* CHALLENGE
Word for word, repeat the entries, minus the pictures.

* RECORDS FOR THIS TASK
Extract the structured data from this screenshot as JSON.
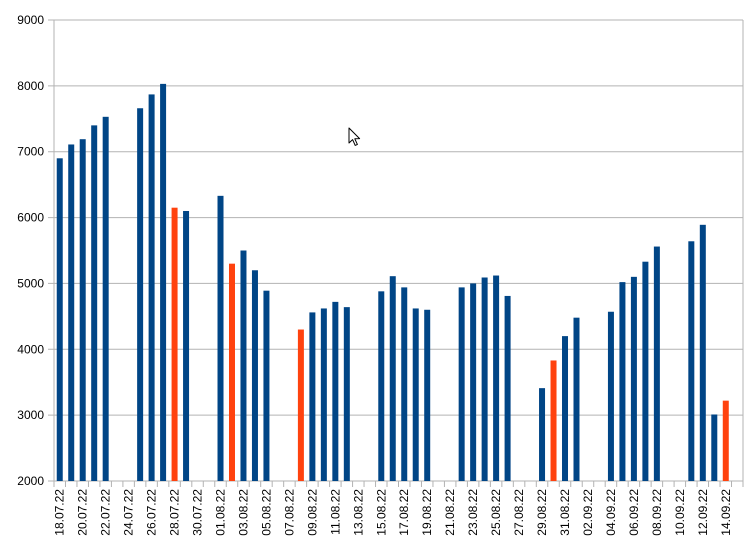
{
  "chart_data": {
    "type": "bar",
    "title": "",
    "xlabel": "",
    "ylabel": "",
    "ylim": [
      2000,
      9000
    ],
    "yticks": [
      2000,
      3000,
      4000,
      5000,
      6000,
      7000,
      8000,
      9000
    ],
    "grid": true,
    "legend": "none",
    "colors": {
      "default": "#004586",
      "highlight": "#ff420e",
      "grid": "#b3b3b3",
      "axis": "#b3b3b3"
    },
    "categories": [
      "18.07.22",
      "19.07.22",
      "20.07.22",
      "21.07.22",
      "22.07.22",
      "23.07.22",
      "24.07.22",
      "25.07.22",
      "26.07.22",
      "27.07.22",
      "28.07.22",
      "29.07.22",
      "30.07.22",
      "31.07.22",
      "01.08.22",
      "02.08.22",
      "03.08.22",
      "04.08.22",
      "05.08.22",
      "06.08.22",
      "07.08.22",
      "08.08.22",
      "09.08.22",
      "10.08.22",
      "11.08.22",
      "12.08.22",
      "13.08.22",
      "14.08.22",
      "15.08.22",
      "16.08.22",
      "17.08.22",
      "18.08.22",
      "19.08.22",
      "20.08.22",
      "21.08.22",
      "22.08.22",
      "23.08.22",
      "24.08.22",
      "25.08.22",
      "26.08.22",
      "27.08.22",
      "28.08.22",
      "29.08.22",
      "30.08.22",
      "31.08.22",
      "01.09.22",
      "02.09.22",
      "03.09.22",
      "04.09.22",
      "05.09.22",
      "06.09.22",
      "07.09.22",
      "08.09.22",
      "09.09.22",
      "10.09.22",
      "11.09.22",
      "12.09.22",
      "13.09.22",
      "14.09.22",
      "15.09.22"
    ],
    "tick_labels": [
      "18.07.22",
      "20.07.22",
      "22.07.22",
      "24.07.22",
      "26.07.22",
      "28.07.22",
      "30.07.22",
      "01.08.22",
      "03.08.22",
      "05.08.22",
      "07.08.22",
      "09.08.22",
      "11.08.22",
      "13.08.22",
      "15.08.22",
      "17.08.22",
      "19.08.22",
      "21.08.22",
      "23.08.22",
      "25.08.22",
      "27.08.22",
      "29.08.22",
      "31.08.22",
      "02.09.22",
      "04.09.22",
      "06.09.22",
      "08.09.22",
      "10.09.22",
      "12.09.22",
      "14.09.22"
    ],
    "values": [
      6900,
      7110,
      7190,
      7400,
      7530,
      null,
      null,
      7660,
      7870,
      8030,
      6150,
      6100,
      null,
      null,
      6330,
      5300,
      5500,
      5200,
      4890,
      null,
      null,
      4300,
      4560,
      4620,
      4720,
      4640,
      null,
      null,
      4880,
      5110,
      4940,
      4620,
      4600,
      null,
      null,
      4940,
      5000,
      5090,
      5120,
      4810,
      null,
      null,
      3410,
      3830,
      4200,
      4480,
      null,
      null,
      4570,
      5020,
      5100,
      5330,
      5560,
      null,
      null,
      5640,
      5890,
      3010,
      3220,
      null
    ],
    "highlighted": [
      "28.07.22",
      "02.08.22",
      "08.08.22",
      "30.08.22",
      "14.09.22"
    ]
  }
}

* WRITTEN SOLUTION
Extract the structured data from this screenshot as JSON.
{
  "chart_data": {
    "type": "bar",
    "title": "",
    "xlabel": "",
    "ylabel": "",
    "ylim": [
      2000,
      9000
    ],
    "yticks": [
      2000,
      3000,
      4000,
      5000,
      6000,
      7000,
      8000,
      9000
    ],
    "grid": true,
    "legend": "none",
    "colors": {
      "default": "#004586",
      "highlight": "#ff420e",
      "grid": "#b3b3b3",
      "axis": "#b3b3b3"
    },
    "categories": [
      "18.07.22",
      "19.07.22",
      "20.07.22",
      "21.07.22",
      "22.07.22",
      "23.07.22",
      "24.07.22",
      "25.07.22",
      "26.07.22",
      "27.07.22",
      "28.07.22",
      "29.07.22",
      "30.07.22",
      "31.07.22",
      "01.08.22",
      "02.08.22",
      "03.08.22",
      "04.08.22",
      "05.08.22",
      "06.08.22",
      "07.08.22",
      "08.08.22",
      "09.08.22",
      "10.08.22",
      "11.08.22",
      "12.08.22",
      "13.08.22",
      "14.08.22",
      "15.08.22",
      "16.08.22",
      "17.08.22",
      "18.08.22",
      "19.08.22",
      "20.08.22",
      "21.08.22",
      "22.08.22",
      "23.08.22",
      "24.08.22",
      "25.08.22",
      "26.08.22",
      "27.08.22",
      "28.08.22",
      "29.08.22",
      "30.08.22",
      "31.08.22",
      "01.09.22",
      "02.09.22",
      "03.09.22",
      "04.09.22",
      "05.09.22",
      "06.09.22",
      "07.09.22",
      "08.09.22",
      "09.09.22",
      "10.09.22",
      "11.09.22",
      "12.09.22",
      "13.09.22",
      "14.09.22",
      "15.09.22"
    ],
    "tick_labels": [
      "18.07.22",
      "20.07.22",
      "22.07.22",
      "24.07.22",
      "26.07.22",
      "28.07.22",
      "30.07.22",
      "01.08.22",
      "03.08.22",
      "05.08.22",
      "07.08.22",
      "09.08.22",
      "11.08.22",
      "13.08.22",
      "15.08.22",
      "17.08.22",
      "19.08.22",
      "21.08.22",
      "23.08.22",
      "25.08.22",
      "27.08.22",
      "29.08.22",
      "31.08.22",
      "02.09.22",
      "04.09.22",
      "06.09.22",
      "08.09.22",
      "10.09.22",
      "12.09.22",
      "14.09.22"
    ],
    "values": [
      6900,
      7110,
      7190,
      7400,
      7530,
      null,
      null,
      7660,
      7870,
      8030,
      6150,
      6100,
      null,
      null,
      6330,
      5300,
      5500,
      5200,
      4890,
      null,
      null,
      4300,
      4560,
      4620,
      4720,
      4640,
      null,
      null,
      4880,
      5110,
      4940,
      4620,
      4600,
      null,
      null,
      4940,
      5000,
      5090,
      5120,
      4810,
      null,
      null,
      3410,
      3830,
      4200,
      4480,
      null,
      null,
      4570,
      5020,
      5100,
      5330,
      5560,
      null,
      null,
      5640,
      5890,
      3010,
      3220,
      null
    ],
    "highlighted": [
      "28.07.22",
      "02.08.22",
      "08.08.22",
      "30.08.22",
      "14.09.22"
    ]
  }
}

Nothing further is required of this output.